**Exercise:** Every record below is to be retyped exactly.

**Material provided:**
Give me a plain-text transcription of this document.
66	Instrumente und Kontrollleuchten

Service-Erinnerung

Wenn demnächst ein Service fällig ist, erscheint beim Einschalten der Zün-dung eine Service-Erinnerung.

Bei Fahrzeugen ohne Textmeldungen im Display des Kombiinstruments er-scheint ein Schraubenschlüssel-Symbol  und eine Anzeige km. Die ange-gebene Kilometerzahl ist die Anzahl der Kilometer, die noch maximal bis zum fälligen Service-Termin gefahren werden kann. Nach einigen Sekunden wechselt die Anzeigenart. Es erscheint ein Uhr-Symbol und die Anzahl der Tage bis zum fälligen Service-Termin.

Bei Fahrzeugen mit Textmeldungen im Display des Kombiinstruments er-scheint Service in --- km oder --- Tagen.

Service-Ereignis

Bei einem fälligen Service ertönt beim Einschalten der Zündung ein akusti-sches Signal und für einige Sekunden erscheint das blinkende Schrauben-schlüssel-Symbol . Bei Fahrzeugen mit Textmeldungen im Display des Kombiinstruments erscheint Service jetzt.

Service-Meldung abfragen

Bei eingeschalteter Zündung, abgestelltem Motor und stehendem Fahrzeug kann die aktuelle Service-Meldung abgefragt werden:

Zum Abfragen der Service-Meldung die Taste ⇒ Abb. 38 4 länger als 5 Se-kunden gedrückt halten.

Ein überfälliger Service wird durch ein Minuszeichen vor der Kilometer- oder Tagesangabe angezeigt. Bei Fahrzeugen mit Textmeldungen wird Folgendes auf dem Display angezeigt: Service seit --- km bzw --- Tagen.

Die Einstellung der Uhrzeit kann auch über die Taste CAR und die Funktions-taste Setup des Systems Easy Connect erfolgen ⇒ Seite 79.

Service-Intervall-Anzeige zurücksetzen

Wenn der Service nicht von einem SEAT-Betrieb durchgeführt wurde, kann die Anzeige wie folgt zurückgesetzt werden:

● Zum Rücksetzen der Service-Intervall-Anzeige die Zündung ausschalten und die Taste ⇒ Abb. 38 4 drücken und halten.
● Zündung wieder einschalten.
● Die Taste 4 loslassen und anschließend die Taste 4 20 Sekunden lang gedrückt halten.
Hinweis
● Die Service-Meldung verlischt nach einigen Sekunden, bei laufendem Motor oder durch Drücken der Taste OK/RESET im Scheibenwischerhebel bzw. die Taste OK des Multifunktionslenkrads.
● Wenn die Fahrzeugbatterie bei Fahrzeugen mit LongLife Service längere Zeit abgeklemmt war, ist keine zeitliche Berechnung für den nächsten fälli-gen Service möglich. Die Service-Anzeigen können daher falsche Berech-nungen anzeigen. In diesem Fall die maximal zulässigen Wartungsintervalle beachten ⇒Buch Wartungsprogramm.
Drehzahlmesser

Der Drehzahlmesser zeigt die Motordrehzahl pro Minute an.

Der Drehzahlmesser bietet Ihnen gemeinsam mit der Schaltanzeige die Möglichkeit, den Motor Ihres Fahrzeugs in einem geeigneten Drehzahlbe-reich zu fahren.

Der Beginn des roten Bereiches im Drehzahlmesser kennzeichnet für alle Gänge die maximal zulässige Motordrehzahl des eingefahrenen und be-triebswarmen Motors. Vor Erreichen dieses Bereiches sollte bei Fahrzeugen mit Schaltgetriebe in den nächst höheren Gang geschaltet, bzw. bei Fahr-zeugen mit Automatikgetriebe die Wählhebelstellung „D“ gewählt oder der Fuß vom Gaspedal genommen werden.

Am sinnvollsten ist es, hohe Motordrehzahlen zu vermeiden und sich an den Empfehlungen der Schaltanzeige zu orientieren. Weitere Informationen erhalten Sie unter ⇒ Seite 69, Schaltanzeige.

**Answer space:**
Give me a plain-text transcription of this document.
66	Instrumente und Kontrollleuchten

Service-Erinnerung

Wenn demnächst ein Service fällig ist, erscheint beim Einschalten der Zün-dung eine Service-Erinnerung.

Bei Fahrzeugen ohne Textmeldungen im Display des Kombiinstruments er-scheint ein Schraubenschlüssel-Symbol  und eine Anzeige km. Die ange-gebene Kilometerzahl ist die Anzahl der Kilometer, die noch maximal bis zum fälligen Service-Termin gefahren werden kann. Nach einigen Sekunden wechselt die Anzeigenart. Es erscheint ein Uhr-Symbol und die Anzahl der Tage bis zum fälligen Service-Termin.

Bei Fahrzeugen mit Textmeldungen im Display des Kombiinstruments er-scheint Service in --- km oder --- Tagen.

Service-Ereignis

Bei einem fälligen Service ertönt beim Einschalten der Zündung ein akusti-sches Signal und für einige Sekunden erscheint das blinkende Schrauben-schlüssel-Symbol . Bei Fahrzeugen mit Textmeldungen im Display des Kombiinstruments erscheint Service jetzt.

Service-Meldung abfragen

Bei eingeschalteter Zündung, abgestelltem Motor und stehendem Fahrzeug kann die aktuelle Service-Meldung abgefragt werden:

Zum Abfragen der Service-Meldung die Taste ⇒ Abb. 38 4 länger als 5 Se-kunden gedrückt halten.

Ein überfälliger Service wird durch ein Minuszeichen vor der Kilometer- oder Tagesangabe angezeigt. Bei Fahrzeugen mit Textmeldungen wird Folgendes auf dem Display angezeigt: Service seit --- km bzw --- Tagen.

Die Einstellung der Uhrzeit kann auch über die Taste CAR und die Funktions-taste Setup des Systems Easy Connect erfolgen ⇒ Seite 79.

Service-Intervall-Anzeige zurücksetzen

Wenn der Service nicht von einem SEAT-Betrieb durchgeführt wurde, kann die Anzeige wie folgt zurückgesetzt werden:

● Zum Rücksetzen der Service-Intervall-Anzeige die Zündung ausschalten und die Taste ⇒ Abb. 38 4 drücken und halten.
● Zündung wieder einschalten.
● Die Taste 4 loslassen und anschließend die Taste 4 20 Sekunden lang gedrückt halten.
Hinweis
● Die Service-Meldung verlischt nach einigen Sekunden, bei laufendem Motor oder durch Drücken der Taste OK/RESET im Scheibenwischerhebel bzw. die Taste OK des Multifunktionslenkrads.
● Wenn die Fahrzeugbatterie bei Fahrzeugen mit LongLife Service längere Zeit abgeklemmt war, ist keine zeitliche Berechnung für den nächsten fälli-gen Service möglich. Die Service-Anzeigen können daher falsche Berech-nungen anzeigen. In diesem Fall die maximal zulässigen Wartungsintervalle beachten ⇒Buch Wartungsprogramm.
Drehzahlmesser

Der Drehzahlmesser zeigt die Motordrehzahl pro Minute an.

Der Drehzahlmesser bietet Ihnen gemeinsam mit der Schaltanzeige die Möglichkeit, den Motor Ihres Fahrzeugs in einem geeigneten Drehzahlbe-reich zu fahren.

Der Beginn des roten Bereiches im Drehzahlmesser kennzeichnet für alle Gänge die maximal zulässige Motordrehzahl des eingefahrenen und be-triebswarmen Motors. Vor Erreichen dieses Bereiches sollte bei Fahrzeugen mit Schaltgetriebe in den nächst höheren Gang geschaltet, bzw. bei Fahr-zeugen mit Automatikgetriebe die Wählhebelstellung „D“ gewählt oder der Fuß vom Gaspedal genommen werden.

Am sinnvollsten ist es, hohe Motordrehzahlen zu vermeiden und sich an den Empfehlungen der Schaltanzeige zu orientieren. Weitere Informationen erhalten Sie unter ⇒ Seite 69, Schaltanzeige.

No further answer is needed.